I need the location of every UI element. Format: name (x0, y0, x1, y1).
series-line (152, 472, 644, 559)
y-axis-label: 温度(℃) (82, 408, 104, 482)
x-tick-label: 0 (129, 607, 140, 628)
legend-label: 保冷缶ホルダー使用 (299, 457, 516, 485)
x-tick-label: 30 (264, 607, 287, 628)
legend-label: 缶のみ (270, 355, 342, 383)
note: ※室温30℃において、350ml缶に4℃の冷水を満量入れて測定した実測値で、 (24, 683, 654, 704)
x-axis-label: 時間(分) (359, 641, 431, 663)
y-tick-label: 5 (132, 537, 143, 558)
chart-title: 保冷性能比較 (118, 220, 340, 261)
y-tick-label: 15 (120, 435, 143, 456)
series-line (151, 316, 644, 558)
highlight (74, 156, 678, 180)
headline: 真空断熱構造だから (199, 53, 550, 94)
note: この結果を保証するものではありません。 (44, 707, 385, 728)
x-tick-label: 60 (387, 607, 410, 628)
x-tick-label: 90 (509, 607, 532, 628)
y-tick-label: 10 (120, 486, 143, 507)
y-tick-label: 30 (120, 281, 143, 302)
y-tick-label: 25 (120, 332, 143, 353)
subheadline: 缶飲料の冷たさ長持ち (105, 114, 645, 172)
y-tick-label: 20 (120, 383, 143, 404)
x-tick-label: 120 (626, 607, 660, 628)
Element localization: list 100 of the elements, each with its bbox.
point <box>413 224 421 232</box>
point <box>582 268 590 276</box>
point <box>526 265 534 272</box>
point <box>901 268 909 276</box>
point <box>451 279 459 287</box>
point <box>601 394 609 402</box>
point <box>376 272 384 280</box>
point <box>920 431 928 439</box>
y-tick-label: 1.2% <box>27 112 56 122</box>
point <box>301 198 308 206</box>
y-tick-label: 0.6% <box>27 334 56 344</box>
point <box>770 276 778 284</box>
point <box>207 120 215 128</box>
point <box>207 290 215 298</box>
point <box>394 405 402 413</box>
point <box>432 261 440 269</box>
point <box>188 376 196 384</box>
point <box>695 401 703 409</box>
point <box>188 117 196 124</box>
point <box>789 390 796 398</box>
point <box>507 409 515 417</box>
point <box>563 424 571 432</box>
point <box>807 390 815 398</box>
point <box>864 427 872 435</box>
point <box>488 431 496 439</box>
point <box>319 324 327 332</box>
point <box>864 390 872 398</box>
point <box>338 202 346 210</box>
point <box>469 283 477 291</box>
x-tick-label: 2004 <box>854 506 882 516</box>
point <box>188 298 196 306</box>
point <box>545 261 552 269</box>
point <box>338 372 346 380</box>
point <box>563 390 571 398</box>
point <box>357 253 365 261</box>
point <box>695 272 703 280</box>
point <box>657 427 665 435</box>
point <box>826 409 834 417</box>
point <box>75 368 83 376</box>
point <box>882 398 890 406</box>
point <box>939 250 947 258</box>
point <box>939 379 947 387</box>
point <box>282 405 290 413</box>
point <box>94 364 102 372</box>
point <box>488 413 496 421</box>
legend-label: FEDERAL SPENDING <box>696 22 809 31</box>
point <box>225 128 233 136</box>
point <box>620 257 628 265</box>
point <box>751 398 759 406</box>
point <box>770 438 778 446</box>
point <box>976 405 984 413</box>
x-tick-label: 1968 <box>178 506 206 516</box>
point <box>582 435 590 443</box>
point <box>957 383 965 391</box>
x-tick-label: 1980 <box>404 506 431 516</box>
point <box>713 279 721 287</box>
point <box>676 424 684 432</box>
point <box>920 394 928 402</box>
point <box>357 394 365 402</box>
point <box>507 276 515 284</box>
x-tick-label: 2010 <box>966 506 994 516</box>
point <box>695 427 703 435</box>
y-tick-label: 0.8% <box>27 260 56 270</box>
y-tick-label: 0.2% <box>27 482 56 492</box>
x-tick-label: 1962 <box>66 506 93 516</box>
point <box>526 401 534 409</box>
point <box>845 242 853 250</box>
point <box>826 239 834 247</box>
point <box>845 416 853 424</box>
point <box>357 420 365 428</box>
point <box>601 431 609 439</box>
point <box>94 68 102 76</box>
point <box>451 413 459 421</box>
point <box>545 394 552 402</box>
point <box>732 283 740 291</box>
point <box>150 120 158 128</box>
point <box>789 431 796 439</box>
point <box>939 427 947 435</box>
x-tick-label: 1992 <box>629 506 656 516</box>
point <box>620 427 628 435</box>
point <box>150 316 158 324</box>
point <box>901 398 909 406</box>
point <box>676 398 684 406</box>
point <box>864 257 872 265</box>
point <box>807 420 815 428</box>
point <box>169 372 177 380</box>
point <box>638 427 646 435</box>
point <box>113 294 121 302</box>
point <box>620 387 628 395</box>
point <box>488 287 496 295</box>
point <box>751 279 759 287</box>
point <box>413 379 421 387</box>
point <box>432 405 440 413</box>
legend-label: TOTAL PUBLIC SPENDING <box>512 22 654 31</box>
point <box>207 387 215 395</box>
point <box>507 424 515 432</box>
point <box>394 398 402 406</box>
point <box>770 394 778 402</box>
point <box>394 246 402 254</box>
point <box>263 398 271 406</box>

> [Task directions]: Reproduce the listing above in full, line for line and character for character, with nothing added or changed.

> [In response]:
I need the location of every UI element. Format: name (x0, y0, x1, y1).
series-line (152, 472, 644, 559)
y-axis-label: 温度(℃) (82, 408, 104, 482)
x-tick-label: 0 (129, 607, 140, 628)
legend-label: 保冷缶ホルダー使用 (299, 457, 516, 485)
x-tick-label: 30 (264, 607, 287, 628)
legend-label: 缶のみ (270, 355, 342, 383)
note: ※室温30℃において、350ml缶に4℃の冷水を満量入れて測定した実測値で、 (24, 683, 654, 704)
x-axis-label: 時間(分) (359, 641, 431, 663)
y-tick-label: 5 (132, 537, 143, 558)
chart-title: 保冷性能比較 (118, 220, 340, 261)
y-tick-label: 15 (120, 435, 143, 456)
series-line (151, 316, 644, 558)
highlight (74, 156, 678, 180)
headline: 真空断熱構造だから (199, 53, 550, 94)
note: この結果を保証するものではありません。 (44, 707, 385, 728)
x-tick-label: 60 (387, 607, 410, 628)
x-tick-label: 90 (509, 607, 532, 628)
y-tick-label: 10 (120, 486, 143, 507)
y-tick-label: 30 (120, 281, 143, 302)
y-tick-label: 25 (120, 332, 143, 353)
subheadline: 缶飲料の冷たさ長持ち (105, 114, 645, 172)
y-tick-label: 20 (120, 383, 143, 404)
x-tick-label: 120 (626, 607, 660, 628)
Element localization: list 100 of the elements, each with its bbox.
point <box>413 224 421 232</box>
point <box>582 268 590 276</box>
point <box>526 265 534 272</box>
point <box>901 268 909 276</box>
point <box>451 279 459 287</box>
point <box>601 394 609 402</box>
point <box>376 272 384 280</box>
point <box>920 431 928 439</box>
y-tick-label: 1.2% <box>27 112 56 122</box>
point <box>301 198 308 206</box>
y-tick-label: 0.6% <box>27 334 56 344</box>
point <box>770 276 778 284</box>
point <box>207 120 215 128</box>
point <box>207 290 215 298</box>
point <box>394 405 402 413</box>
point <box>432 261 440 269</box>
point <box>188 376 196 384</box>
point <box>695 401 703 409</box>
point <box>188 117 196 124</box>
point <box>789 390 796 398</box>
point <box>507 409 515 417</box>
point <box>563 424 571 432</box>
point <box>807 390 815 398</box>
point <box>864 427 872 435</box>
point <box>488 431 496 439</box>
point <box>319 324 327 332</box>
point <box>864 390 872 398</box>
point <box>338 202 346 210</box>
point <box>469 283 477 291</box>
x-tick-label: 2004 <box>854 506 882 516</box>
point <box>188 298 196 306</box>
point <box>545 261 552 269</box>
point <box>338 372 346 380</box>
point <box>563 390 571 398</box>
point <box>357 253 365 261</box>
point <box>695 272 703 280</box>
point <box>657 427 665 435</box>
point <box>826 409 834 417</box>
point <box>75 368 83 376</box>
point <box>882 398 890 406</box>
point <box>939 250 947 258</box>
point <box>939 379 947 387</box>
point <box>282 405 290 413</box>
point <box>94 364 102 372</box>
point <box>488 413 496 421</box>
legend-label: FEDERAL SPENDING <box>696 22 809 31</box>
point <box>225 128 233 136</box>
point <box>620 257 628 265</box>
point <box>751 398 759 406</box>
point <box>770 438 778 446</box>
point <box>976 405 984 413</box>
x-tick-label: 1968 <box>178 506 206 516</box>
point <box>582 435 590 443</box>
point <box>957 383 965 391</box>
x-tick-label: 1980 <box>404 506 431 516</box>
point <box>713 279 721 287</box>
point <box>676 424 684 432</box>
point <box>920 394 928 402</box>
point <box>357 394 365 402</box>
point <box>507 276 515 284</box>
x-tick-label: 2010 <box>966 506 994 516</box>
point <box>695 427 703 435</box>
y-tick-label: 0.8% <box>27 260 56 270</box>
y-tick-label: 0.2% <box>27 482 56 492</box>
x-tick-label: 1962 <box>66 506 93 516</box>
point <box>526 401 534 409</box>
point <box>845 242 853 250</box>
point <box>826 239 834 247</box>
point <box>845 416 853 424</box>
point <box>357 420 365 428</box>
point <box>601 431 609 439</box>
point <box>94 68 102 76</box>
point <box>451 413 459 421</box>
point <box>545 394 552 402</box>
point <box>732 283 740 291</box>
point <box>150 120 158 128</box>
point <box>789 431 796 439</box>
point <box>939 427 947 435</box>
x-tick-label: 1992 <box>629 506 656 516</box>
point <box>620 427 628 435</box>
point <box>150 316 158 324</box>
point <box>901 398 909 406</box>
point <box>676 398 684 406</box>
point <box>864 257 872 265</box>
point <box>807 420 815 428</box>
point <box>169 372 177 380</box>
point <box>638 427 646 435</box>
point <box>113 294 121 302</box>
point <box>620 387 628 395</box>
point <box>488 287 496 295</box>
point <box>751 279 759 287</box>
point <box>413 379 421 387</box>
point <box>432 405 440 413</box>
legend-label: TOTAL PUBLIC SPENDING <box>512 22 654 31</box>
point <box>207 387 215 395</box>
point <box>507 424 515 432</box>
point <box>394 398 402 406</box>
point <box>770 394 778 402</box>
point <box>394 246 402 254</box>
point <box>263 398 271 406</box>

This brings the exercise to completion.